[What you should do]: Report back each line of the records that contains the string "Previsto".

[Excerpted records]:

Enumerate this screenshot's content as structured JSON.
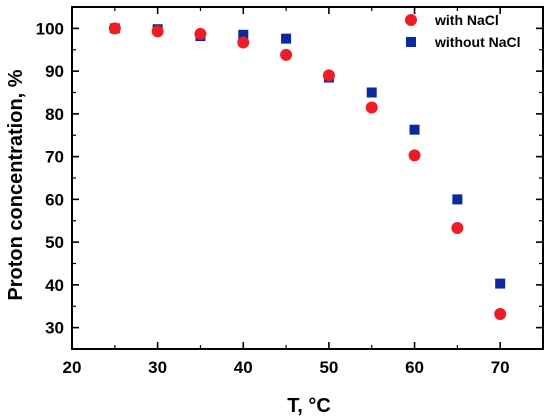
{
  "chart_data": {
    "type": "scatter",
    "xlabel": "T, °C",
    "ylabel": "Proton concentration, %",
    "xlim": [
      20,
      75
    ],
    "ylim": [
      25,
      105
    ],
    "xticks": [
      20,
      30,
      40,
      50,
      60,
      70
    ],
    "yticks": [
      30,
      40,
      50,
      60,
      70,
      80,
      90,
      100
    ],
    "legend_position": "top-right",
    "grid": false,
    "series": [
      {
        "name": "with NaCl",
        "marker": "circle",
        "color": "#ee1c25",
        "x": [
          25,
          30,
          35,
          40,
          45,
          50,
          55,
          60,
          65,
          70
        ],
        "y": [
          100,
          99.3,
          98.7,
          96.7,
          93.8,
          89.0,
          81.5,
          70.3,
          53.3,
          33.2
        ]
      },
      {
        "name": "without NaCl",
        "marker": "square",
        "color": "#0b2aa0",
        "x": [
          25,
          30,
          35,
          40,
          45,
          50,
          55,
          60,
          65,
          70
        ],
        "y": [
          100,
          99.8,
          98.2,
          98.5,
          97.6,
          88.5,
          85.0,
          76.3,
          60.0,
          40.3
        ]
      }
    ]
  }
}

==

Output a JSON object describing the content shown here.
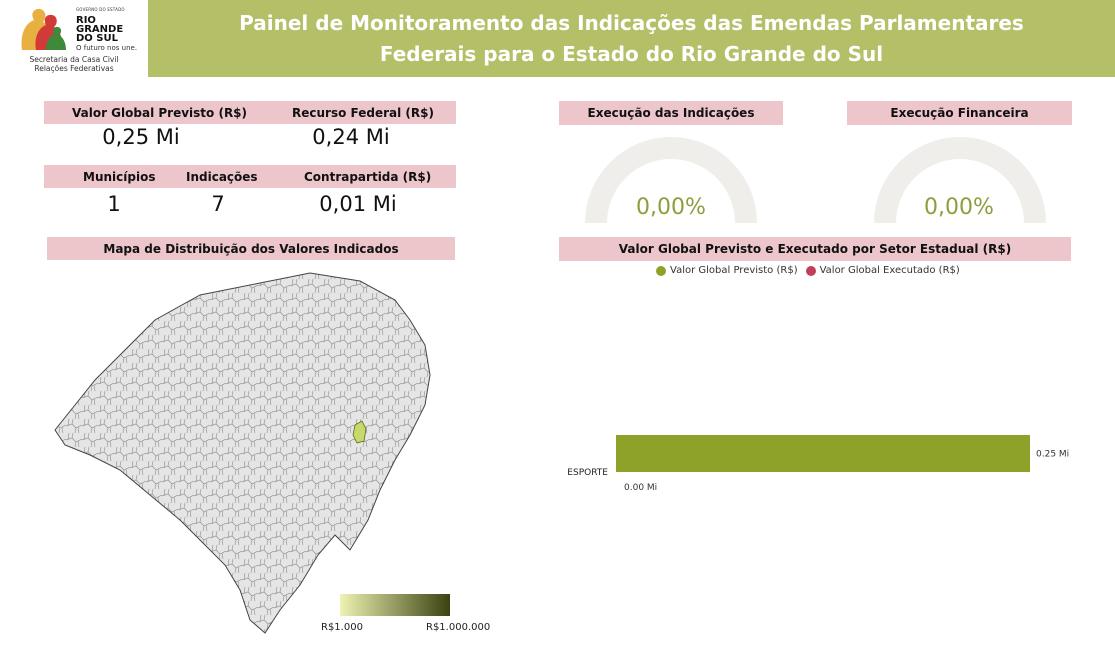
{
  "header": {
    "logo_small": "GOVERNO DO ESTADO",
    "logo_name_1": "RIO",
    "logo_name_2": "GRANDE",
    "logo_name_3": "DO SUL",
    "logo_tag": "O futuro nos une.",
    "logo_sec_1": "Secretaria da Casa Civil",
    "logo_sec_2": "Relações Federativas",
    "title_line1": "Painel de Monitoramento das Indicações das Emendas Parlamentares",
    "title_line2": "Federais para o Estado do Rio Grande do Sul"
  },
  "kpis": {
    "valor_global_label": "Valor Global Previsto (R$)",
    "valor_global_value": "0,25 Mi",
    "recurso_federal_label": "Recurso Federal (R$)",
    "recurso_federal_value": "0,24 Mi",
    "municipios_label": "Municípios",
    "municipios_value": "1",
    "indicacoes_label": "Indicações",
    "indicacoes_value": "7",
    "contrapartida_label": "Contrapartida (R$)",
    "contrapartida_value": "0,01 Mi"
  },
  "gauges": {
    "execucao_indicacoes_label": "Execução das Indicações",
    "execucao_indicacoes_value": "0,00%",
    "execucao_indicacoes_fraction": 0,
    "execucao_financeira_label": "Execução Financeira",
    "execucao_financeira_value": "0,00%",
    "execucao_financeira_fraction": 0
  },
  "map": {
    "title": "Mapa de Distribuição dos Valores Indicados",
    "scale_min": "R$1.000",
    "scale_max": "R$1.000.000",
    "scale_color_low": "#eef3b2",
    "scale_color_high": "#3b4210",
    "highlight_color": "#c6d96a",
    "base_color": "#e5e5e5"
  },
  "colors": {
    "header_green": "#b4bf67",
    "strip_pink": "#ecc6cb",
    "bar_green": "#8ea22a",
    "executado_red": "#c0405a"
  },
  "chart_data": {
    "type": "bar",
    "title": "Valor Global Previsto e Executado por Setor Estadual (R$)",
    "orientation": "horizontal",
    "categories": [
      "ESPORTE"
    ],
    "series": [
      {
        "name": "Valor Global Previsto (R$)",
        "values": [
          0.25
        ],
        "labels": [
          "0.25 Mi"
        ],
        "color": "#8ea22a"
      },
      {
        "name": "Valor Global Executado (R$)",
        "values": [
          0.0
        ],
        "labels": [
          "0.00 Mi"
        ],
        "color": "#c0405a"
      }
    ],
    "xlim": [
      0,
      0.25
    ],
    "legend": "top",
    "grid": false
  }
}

[Output of the task]:
    "valor_global_label": "Valor Global Previsto (R$)",
    "title": "Valor Global Previsto e Executado por Setor Estadual (R$)",
        "name": "Valor Global Previsto (R$)",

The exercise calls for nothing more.